··· STORED DATA ···

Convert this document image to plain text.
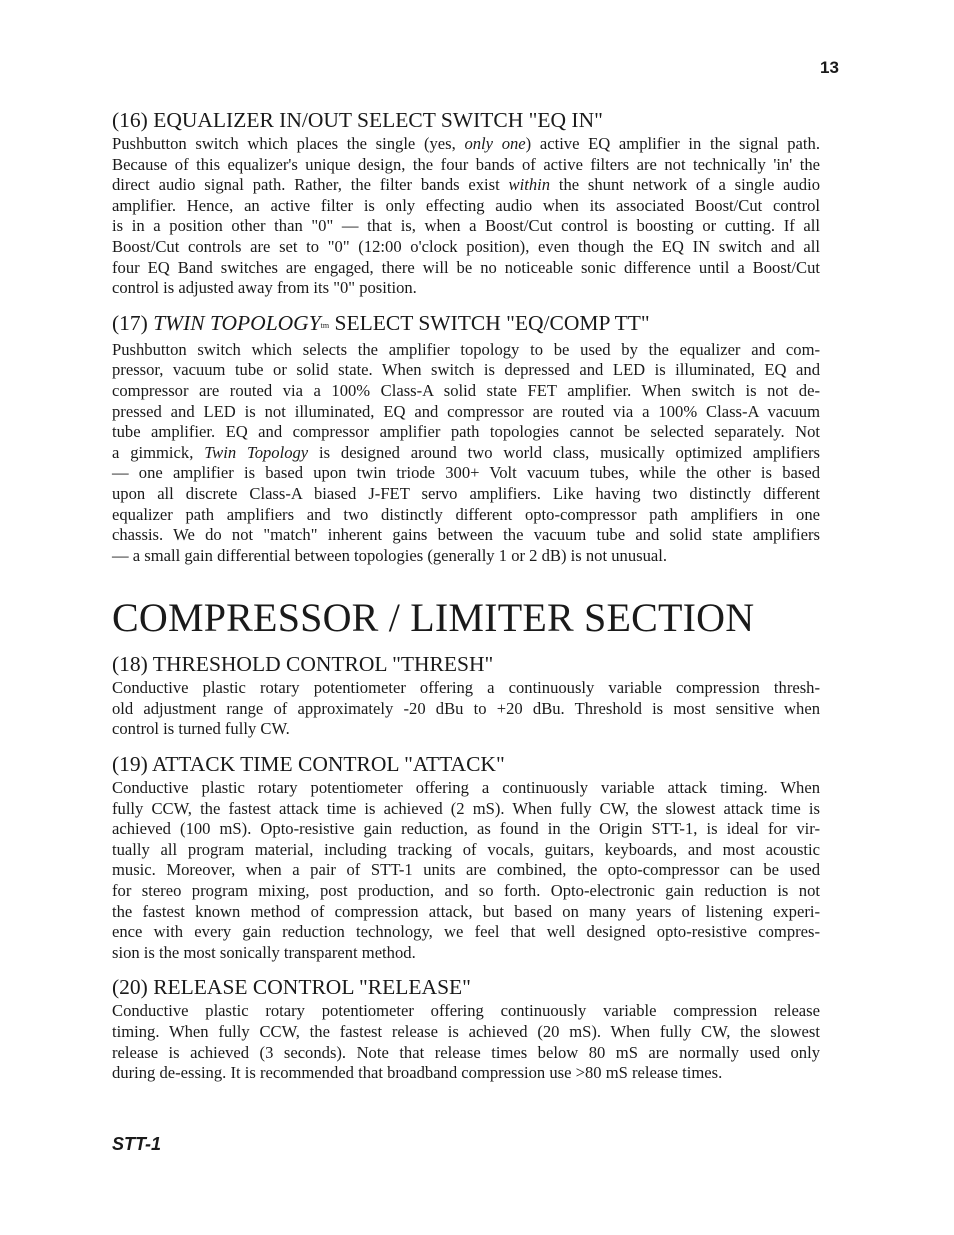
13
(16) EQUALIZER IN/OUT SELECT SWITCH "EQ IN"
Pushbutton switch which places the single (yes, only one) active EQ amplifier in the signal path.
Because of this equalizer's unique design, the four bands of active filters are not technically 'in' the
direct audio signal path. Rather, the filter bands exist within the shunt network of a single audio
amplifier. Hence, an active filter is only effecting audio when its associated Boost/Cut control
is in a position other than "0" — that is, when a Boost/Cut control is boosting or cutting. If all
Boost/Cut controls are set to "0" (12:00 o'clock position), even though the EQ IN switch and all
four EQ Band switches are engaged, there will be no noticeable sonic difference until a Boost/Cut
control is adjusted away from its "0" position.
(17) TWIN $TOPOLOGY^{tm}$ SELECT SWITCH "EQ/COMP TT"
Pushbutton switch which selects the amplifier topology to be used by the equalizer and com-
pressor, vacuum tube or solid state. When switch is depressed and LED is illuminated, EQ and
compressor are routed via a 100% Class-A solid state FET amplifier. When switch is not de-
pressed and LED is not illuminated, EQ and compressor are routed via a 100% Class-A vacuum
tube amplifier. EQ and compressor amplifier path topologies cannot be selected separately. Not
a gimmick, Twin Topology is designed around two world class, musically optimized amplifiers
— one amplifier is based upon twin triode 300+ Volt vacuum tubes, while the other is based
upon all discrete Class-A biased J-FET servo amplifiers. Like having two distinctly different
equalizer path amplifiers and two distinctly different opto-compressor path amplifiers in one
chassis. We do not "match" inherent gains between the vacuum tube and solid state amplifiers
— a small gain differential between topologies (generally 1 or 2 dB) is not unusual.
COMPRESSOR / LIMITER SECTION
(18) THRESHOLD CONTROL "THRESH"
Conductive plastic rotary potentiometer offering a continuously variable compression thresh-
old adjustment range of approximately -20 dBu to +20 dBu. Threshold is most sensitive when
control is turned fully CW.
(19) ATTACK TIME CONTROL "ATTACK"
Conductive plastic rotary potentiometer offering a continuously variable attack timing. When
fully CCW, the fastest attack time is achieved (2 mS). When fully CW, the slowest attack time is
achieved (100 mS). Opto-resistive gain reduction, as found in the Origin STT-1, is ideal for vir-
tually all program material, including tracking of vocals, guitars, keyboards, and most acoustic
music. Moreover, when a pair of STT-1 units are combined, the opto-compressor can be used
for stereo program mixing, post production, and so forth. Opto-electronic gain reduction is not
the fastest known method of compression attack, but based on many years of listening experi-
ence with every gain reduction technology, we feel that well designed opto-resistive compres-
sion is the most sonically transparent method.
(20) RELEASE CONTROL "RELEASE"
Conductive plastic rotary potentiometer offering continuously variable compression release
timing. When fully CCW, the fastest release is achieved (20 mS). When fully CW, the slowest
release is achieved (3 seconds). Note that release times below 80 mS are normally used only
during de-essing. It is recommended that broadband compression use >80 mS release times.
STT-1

···
··· STORED DATA ···

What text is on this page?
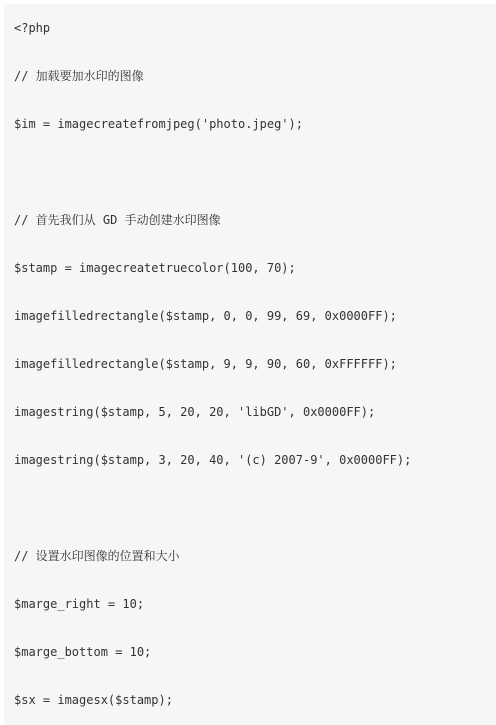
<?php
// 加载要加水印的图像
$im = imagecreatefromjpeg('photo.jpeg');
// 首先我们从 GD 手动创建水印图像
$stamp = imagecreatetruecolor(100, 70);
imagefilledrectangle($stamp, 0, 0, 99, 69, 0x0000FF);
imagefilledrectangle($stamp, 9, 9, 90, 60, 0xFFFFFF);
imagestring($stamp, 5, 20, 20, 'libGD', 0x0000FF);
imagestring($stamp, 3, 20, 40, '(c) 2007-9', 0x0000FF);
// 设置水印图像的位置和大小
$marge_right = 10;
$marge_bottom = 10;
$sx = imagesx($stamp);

···

§ PROBLEM DESCRIPTION: State how many lines of the data include the word "position", with nothing else.

§ RESULT OF THIS EXERCISE: 3